Copy each line that holds "Weight".

## Records for this task
* Begin *

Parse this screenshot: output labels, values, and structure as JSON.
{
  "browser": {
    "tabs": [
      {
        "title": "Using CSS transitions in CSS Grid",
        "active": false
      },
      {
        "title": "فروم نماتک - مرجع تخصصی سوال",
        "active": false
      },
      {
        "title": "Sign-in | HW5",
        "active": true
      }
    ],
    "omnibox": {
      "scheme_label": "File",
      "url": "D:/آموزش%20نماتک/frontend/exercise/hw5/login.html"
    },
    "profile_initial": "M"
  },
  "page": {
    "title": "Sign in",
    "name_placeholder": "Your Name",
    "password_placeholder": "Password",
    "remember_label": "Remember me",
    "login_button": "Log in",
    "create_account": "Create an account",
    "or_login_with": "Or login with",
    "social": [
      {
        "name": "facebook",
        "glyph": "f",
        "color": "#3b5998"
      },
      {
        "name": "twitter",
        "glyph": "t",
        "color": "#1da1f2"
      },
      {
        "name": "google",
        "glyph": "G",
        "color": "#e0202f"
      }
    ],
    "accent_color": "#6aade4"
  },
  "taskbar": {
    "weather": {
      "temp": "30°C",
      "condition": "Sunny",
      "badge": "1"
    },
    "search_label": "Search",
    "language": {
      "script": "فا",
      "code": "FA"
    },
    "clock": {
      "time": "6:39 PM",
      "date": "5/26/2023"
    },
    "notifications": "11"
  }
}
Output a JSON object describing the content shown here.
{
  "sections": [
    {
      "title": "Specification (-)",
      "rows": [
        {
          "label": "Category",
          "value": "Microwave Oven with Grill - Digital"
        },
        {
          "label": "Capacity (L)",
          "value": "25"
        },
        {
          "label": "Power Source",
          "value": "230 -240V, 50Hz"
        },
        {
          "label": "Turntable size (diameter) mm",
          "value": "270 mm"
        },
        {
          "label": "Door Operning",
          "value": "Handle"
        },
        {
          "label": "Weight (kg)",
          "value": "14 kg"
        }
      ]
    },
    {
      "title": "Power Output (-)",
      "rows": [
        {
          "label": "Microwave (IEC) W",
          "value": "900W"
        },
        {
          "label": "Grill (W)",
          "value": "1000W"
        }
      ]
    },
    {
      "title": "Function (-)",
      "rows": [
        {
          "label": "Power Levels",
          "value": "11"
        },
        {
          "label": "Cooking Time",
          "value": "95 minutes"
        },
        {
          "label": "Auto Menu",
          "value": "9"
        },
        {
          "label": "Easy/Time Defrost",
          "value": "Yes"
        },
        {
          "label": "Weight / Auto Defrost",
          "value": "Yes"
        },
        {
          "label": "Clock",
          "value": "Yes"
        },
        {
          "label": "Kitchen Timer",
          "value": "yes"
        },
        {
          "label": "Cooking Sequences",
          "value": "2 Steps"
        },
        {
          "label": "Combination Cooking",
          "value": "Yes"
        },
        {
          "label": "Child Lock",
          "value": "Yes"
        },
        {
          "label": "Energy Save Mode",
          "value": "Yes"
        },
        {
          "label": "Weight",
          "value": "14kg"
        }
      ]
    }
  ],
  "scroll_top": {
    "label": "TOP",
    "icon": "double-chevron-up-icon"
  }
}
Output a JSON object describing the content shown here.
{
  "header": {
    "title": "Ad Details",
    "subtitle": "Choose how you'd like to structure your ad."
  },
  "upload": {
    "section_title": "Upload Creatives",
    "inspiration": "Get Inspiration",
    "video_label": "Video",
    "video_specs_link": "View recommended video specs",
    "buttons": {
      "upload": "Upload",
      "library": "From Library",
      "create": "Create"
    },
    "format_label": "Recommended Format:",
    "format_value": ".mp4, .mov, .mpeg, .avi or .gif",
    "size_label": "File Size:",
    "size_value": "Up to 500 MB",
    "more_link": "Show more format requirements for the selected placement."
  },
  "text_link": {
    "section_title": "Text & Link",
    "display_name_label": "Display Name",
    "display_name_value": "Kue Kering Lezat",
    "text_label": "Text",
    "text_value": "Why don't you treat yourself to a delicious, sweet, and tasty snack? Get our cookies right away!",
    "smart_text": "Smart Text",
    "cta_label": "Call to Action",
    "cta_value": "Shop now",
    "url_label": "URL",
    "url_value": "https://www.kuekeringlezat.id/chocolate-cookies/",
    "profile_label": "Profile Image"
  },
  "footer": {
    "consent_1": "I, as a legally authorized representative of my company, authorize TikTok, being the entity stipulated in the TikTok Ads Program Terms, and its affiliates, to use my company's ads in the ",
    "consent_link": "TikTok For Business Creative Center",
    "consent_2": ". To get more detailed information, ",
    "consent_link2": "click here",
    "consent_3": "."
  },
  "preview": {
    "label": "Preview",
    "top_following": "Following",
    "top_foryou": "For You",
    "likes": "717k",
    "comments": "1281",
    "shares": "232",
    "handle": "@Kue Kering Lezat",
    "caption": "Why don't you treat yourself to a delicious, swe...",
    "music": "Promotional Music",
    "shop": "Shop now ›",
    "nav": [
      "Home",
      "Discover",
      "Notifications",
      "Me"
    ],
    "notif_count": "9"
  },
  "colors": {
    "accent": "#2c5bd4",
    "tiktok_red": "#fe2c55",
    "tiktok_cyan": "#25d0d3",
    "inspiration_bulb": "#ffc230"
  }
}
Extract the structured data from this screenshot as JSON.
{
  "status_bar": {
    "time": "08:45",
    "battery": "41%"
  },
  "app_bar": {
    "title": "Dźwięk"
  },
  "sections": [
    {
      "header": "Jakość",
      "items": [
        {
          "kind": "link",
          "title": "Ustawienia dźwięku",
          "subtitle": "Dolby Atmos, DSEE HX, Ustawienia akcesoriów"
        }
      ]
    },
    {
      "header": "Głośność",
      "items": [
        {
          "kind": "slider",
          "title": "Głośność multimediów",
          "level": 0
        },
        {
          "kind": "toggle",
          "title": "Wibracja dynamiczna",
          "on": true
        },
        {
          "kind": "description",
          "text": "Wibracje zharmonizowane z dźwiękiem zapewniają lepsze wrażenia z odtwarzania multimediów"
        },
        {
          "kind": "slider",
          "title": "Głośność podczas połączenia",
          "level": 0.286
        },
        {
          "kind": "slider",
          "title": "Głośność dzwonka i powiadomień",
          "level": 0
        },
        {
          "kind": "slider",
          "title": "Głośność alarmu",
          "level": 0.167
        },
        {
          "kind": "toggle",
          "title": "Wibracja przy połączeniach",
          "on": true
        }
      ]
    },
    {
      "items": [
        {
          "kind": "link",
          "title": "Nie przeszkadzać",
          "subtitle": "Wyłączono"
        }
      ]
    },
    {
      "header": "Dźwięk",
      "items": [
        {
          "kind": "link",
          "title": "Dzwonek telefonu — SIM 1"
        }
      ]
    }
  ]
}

* End *

## Answer
          "label": "Weight (kg)",
          "label": "Weight / Auto Defrost",
          "label": "Weight",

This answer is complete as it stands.